Hang on… I think we’re mixing some things here.
Yes, we have a “cubic”, a cubic in 2 variables… f(x, y) = x³ - y³ - 91 = 0
However, the idea that we are limited to 3 solutions, and we find at least 4, is not what The Fundamental Theorem of Algebra (d’Alembert’s Theorem) speaks to. The FTA applies to single-variable polynomials Pₙ(x) = 0 with complex (or real) coefficients, which will have exactly ’n’ roots, complex and/or real.
Yes, y = x³ - 91 = x³ - (∛91)³ will have 3 roots… 1 root at ∛91 ==>
y = (x - ∛91)(x² + (∛91)x + (91)²/³) = (x - ∛91)(x + (∛91 / 2)[1 - i√3])(x + (∛91 / 2)[1 + i√3])
As for f(x, y) = x³ - y³ - 91 = 0, it is true that (3, -4) and (4, -3) are solutions to f(x, y), but the solutions are infinite.
To see this, consider dy/dx (via implicit differentiation)…
3x² - 3y²(dy/dx) = 0 ==> dy/dx = x²/y² ≥ 0 ∀ (x, y) in f()
This means that the entire curve for y = f(x) is monotonically increasing, with something “funky” at y=0, and probably at x=0. The monotonicity also implies that for _every_ conceivable ‘x’ ∈ ℝ, there is a unique corresponding ‘y’, also ∈ ℝ… the function f(x, y) is 1-to-1 from (-∞, ∞).

> _RECORDED DATA_:
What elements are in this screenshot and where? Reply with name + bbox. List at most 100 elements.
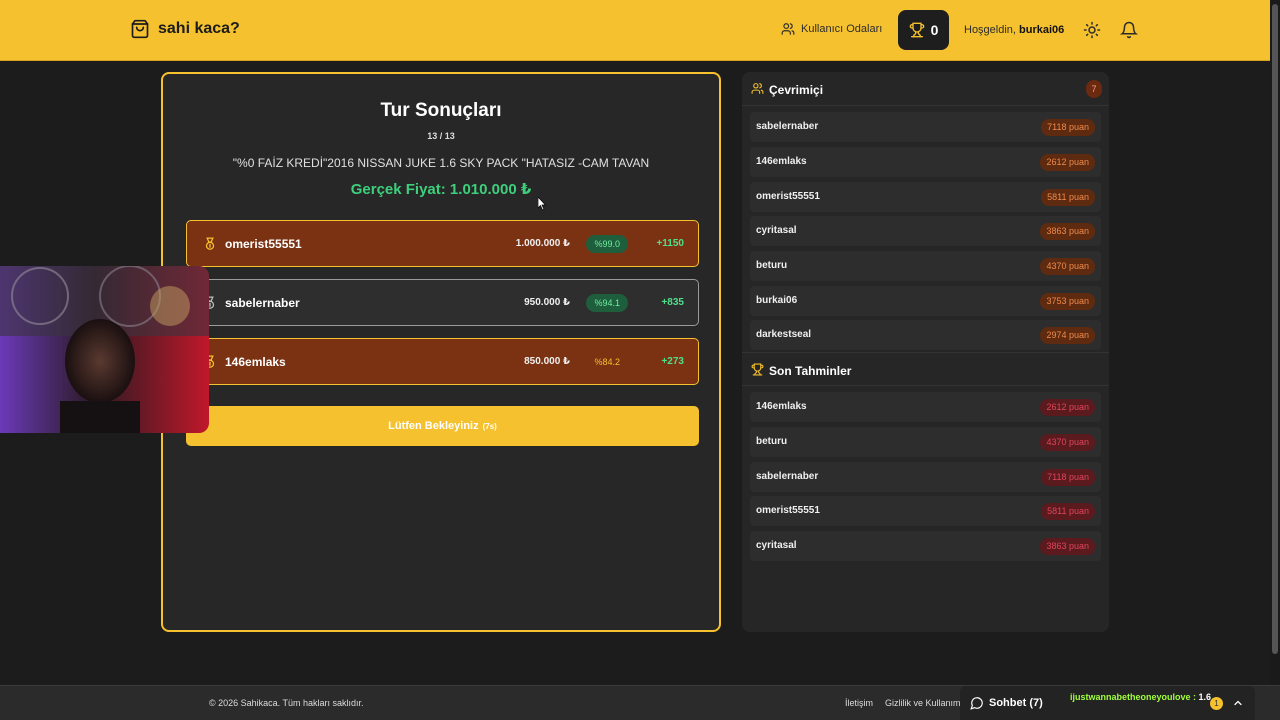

> _WHAT THE TASK REQUIRES_: Copy out the whole forum reply about the two-variable cubic word for word. The material plays no part in this.

> _OUTPUT BELOW_:
Hang on… I think we’re mixing some things here.
Yes, we have a “cubic”, a cubic in 2 variables… f(x, y) = x³ - y³ - 91 = 0
However, the idea that we are limited to 3 solutions, and we find at least 4, is not what The Fundamental Theorem of Algebra (d’Alembert’s Theorem) speaks to. The FTA applies to single-variable polynomials Pₙ(x) = 0 with complex (or real) coefficients, which will have exactly ’n’ roots, complex and/or real.
Yes, y = x³ - 91 = x³ - (∛91)³ will have 3 roots… 1 root at ∛91 ==>
y = (x - ∛91)(x² + (∛91)x + (91)²/³) = (x - ∛91)(x + (∛91 / 2)[1 - i√3])(x + (∛91 / 2)[1 + i√3])
As for f(x, y) = x³ - y³ - 91 = 0, it is true that (3, -4) and (4, -3) are solutions to f(x, y), but the solutions are infinite.
To see this, consider dy/dx (via implicit differentiation)…
3x² - 3y²(dy/dx) = 0 ==> dy/dx = x²/y² ≥ 0 ∀ (x, y) in f()
This means that the entire curve for y = f(x) is monotonically increasing, with something “funky” at y=0, and probably at x=0. The monotonicity also implies that for _every_ conceivable ‘x’ ∈ ℝ, there is a unique corresponding ‘y’, also ∈ ℝ… the function f(x, y) is 1-to-1 from (-∞, ∞).